Your task:
Go through the listing and pick out each line with the word "Canada" in it.

>> start Material for this exercise

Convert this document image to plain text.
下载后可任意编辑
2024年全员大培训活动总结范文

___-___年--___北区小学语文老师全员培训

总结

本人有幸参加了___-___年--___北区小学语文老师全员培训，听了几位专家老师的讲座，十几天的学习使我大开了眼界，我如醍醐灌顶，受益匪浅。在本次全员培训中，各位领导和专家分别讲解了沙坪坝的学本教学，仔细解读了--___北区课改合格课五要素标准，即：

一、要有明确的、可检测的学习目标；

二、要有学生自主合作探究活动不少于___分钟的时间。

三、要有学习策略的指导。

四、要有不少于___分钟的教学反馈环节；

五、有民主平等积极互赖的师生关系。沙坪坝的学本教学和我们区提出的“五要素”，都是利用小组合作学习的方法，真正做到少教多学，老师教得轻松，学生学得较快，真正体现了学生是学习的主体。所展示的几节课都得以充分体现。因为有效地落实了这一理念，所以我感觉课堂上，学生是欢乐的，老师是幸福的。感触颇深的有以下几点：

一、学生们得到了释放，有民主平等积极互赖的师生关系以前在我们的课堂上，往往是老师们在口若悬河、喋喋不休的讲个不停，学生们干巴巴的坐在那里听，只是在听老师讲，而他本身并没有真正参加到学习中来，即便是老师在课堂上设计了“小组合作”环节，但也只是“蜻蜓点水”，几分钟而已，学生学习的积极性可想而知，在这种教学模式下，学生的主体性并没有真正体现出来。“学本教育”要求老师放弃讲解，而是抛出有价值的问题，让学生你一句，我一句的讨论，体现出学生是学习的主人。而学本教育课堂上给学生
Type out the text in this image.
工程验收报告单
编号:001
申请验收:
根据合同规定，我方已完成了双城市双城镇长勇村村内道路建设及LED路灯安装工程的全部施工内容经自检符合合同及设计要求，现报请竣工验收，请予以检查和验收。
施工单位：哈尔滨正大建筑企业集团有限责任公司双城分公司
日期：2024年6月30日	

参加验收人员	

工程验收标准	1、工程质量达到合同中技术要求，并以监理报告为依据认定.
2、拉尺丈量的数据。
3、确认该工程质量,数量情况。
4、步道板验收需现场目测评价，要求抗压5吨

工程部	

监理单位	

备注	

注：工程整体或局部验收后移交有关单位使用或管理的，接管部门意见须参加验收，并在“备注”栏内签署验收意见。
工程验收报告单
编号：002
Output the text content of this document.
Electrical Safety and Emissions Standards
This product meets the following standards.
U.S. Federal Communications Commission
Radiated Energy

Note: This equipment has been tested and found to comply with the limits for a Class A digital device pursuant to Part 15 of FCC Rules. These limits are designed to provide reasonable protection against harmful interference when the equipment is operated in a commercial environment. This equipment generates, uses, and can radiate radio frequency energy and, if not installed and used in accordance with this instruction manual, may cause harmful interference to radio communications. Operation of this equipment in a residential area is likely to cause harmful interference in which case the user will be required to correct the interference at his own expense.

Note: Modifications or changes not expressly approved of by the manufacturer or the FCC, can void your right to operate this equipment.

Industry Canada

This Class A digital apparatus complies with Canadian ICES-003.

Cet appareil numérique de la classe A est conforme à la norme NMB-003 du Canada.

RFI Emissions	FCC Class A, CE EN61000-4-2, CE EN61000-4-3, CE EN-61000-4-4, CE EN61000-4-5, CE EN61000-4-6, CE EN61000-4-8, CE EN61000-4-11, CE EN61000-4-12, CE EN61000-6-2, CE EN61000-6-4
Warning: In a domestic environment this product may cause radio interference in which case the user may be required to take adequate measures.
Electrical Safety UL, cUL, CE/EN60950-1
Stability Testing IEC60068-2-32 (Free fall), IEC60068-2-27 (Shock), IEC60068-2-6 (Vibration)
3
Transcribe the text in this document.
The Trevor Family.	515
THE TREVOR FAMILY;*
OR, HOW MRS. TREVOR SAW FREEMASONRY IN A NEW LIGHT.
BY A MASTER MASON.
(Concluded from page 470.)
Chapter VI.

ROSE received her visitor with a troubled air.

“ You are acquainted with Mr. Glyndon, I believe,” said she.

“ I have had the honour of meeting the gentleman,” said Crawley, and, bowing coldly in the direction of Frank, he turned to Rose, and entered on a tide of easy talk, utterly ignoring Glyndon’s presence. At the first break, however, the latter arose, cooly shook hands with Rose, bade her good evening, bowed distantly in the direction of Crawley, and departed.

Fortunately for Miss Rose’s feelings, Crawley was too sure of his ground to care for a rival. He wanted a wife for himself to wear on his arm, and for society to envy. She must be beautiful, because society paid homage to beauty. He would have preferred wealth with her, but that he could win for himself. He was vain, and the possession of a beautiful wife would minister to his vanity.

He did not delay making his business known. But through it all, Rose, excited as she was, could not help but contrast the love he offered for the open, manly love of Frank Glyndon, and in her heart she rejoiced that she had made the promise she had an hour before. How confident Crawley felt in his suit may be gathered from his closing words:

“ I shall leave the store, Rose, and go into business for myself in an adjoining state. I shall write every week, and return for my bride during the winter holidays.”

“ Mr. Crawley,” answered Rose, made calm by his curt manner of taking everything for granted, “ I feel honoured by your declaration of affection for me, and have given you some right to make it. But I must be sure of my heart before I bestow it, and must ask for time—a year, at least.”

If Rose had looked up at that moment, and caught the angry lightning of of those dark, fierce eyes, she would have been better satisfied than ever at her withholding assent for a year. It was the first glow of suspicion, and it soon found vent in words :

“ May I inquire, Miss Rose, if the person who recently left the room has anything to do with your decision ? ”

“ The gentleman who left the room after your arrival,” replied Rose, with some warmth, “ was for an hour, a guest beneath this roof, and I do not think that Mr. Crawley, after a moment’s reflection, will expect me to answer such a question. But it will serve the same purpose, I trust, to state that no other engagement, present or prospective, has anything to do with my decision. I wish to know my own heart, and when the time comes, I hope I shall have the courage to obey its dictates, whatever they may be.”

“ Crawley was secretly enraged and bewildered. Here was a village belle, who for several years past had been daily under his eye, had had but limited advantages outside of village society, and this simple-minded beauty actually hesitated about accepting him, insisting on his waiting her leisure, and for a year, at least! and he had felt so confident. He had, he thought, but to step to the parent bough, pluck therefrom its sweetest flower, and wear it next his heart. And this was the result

>> end Material for this exercise

Answer to this task:
Industry Canada
Cet appareil numérique de la classe A est conforme à la norme NMB-003 du Canada.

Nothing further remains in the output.